━━━━━ Data listing

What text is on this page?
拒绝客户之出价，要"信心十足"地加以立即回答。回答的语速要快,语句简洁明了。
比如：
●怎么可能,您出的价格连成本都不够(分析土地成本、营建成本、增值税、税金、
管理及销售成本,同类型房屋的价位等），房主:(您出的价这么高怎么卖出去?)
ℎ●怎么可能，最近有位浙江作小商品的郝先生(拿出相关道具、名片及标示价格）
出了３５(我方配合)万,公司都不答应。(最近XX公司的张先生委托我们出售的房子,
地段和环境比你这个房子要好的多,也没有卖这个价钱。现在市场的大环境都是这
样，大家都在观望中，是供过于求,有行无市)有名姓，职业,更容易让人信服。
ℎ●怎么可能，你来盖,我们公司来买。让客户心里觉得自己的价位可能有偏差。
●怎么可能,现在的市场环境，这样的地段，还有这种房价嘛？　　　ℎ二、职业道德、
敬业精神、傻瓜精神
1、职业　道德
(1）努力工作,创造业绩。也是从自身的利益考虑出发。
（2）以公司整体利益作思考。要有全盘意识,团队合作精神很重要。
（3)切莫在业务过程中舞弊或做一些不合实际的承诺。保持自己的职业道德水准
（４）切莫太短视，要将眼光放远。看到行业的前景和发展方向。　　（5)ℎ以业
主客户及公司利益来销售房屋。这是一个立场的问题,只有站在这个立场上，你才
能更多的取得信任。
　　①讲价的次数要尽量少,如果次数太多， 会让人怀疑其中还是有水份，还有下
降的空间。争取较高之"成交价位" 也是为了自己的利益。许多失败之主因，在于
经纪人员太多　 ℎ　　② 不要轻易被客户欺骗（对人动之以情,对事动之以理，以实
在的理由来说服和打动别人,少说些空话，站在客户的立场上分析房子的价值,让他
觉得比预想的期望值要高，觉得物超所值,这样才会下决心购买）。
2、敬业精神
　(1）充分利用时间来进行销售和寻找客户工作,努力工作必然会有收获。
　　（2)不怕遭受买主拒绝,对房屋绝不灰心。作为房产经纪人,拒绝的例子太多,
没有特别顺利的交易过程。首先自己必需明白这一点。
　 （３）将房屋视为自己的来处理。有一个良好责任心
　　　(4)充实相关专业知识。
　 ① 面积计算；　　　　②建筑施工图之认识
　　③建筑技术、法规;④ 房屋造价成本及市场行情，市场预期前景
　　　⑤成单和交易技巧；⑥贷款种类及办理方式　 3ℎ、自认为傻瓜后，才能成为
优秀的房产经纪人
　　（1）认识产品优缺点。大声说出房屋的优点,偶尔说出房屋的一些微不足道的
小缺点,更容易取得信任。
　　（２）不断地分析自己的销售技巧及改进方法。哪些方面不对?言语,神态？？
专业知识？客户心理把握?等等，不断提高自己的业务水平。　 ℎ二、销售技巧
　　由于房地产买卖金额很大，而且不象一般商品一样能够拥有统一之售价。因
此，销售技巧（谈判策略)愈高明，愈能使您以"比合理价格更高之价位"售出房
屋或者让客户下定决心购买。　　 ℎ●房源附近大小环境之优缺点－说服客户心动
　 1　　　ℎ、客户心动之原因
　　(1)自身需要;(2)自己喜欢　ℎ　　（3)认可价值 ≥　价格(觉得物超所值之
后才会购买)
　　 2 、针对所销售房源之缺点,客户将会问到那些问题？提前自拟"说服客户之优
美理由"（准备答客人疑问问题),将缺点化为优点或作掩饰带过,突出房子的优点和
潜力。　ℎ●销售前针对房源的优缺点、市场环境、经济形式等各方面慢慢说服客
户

━━━━━━━━━━

Using the records above, gather all lines where the string "怎么可能" is present.

Response:
●怎么可能,您出的价格连成本都不够(分析土地成本、营建成本、增值税、税金、
ℎ●怎么可能，最近有位浙江作小商品的郝先生(拿出相关道具、名片及标示价格）
ℎ●怎么可能，你来盖,我们公司来买。让客户心里觉得自己的价位可能有偏差。
●怎么可能,现在的市场环境，这样的地段，还有这种房价嘛？　　　ℎ二、职业道德、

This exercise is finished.